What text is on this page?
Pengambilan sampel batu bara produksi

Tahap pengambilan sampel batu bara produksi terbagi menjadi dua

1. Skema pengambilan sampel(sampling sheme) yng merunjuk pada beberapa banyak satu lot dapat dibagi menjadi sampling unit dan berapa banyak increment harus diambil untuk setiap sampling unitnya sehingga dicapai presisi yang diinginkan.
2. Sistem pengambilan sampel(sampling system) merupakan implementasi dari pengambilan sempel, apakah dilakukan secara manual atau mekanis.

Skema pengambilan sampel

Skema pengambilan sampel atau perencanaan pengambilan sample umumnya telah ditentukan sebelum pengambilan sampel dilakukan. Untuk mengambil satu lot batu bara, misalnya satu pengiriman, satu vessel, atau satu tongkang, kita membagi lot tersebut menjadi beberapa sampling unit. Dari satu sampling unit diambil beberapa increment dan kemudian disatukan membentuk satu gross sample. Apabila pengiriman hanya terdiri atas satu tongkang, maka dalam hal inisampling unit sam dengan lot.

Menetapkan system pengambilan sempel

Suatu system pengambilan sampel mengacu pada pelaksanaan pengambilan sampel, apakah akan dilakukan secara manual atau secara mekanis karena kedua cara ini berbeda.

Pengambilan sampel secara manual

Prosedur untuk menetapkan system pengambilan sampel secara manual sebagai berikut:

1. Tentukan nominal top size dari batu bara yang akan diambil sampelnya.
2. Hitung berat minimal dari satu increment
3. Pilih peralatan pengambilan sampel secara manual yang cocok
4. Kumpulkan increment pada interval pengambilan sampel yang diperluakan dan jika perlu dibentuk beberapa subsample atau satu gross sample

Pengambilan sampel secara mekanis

# Objective
Reproduce the material verbatim, line by line.

# Answer in full
What text is on this page?
Pengambilan sampel batu bara produksi

Tahap pengambilan sampel batu bara produksi terbagi menjadi dua

1. Skema pengambilan sampel(sampling sheme) yng merunjuk pada beberapa banyak satu lot dapat dibagi menjadi sampling unit dan berapa banyak increment harus diambil untuk setiap sampling unitnya sehingga dicapai presisi yang diinginkan.
2. Sistem pengambilan sampel(sampling system) merupakan implementasi dari pengambilan sempel, apakah dilakukan secara manual atau mekanis.

Skema pengambilan sampel

Skema pengambilan sampel atau perencanaan pengambilan sample umumnya telah ditentukan sebelum pengambilan sampel dilakukan. Untuk mengambil satu lot batu bara, misalnya satu pengiriman, satu vessel, atau satu tongkang, kita membagi lot tersebut menjadi beberapa sampling unit. Dari satu sampling unit diambil beberapa increment dan kemudian disatukan membentuk satu gross sample. Apabila pengiriman hanya terdiri atas satu tongkang, maka dalam hal inisampling unit sam dengan lot.

Menetapkan system pengambilan sempel

Suatu system pengambilan sampel mengacu pada pelaksanaan pengambilan sampel, apakah akan dilakukan secara manual atau secara mekanis karena kedua cara ini berbeda.

Pengambilan sampel secara manual

Prosedur untuk menetapkan system pengambilan sampel secara manual sebagai berikut:

1. Tentukan nominal top size dari batu bara yang akan diambil sampelnya.
2. Hitung berat minimal dari satu increment
3. Pilih peralatan pengambilan sampel secara manual yang cocok
4. Kumpulkan increment pada interval pengambilan sampel yang diperluakan dan jika perlu dibentuk beberapa subsample atau satu gross sample

Pengambilan sampel secara mekanis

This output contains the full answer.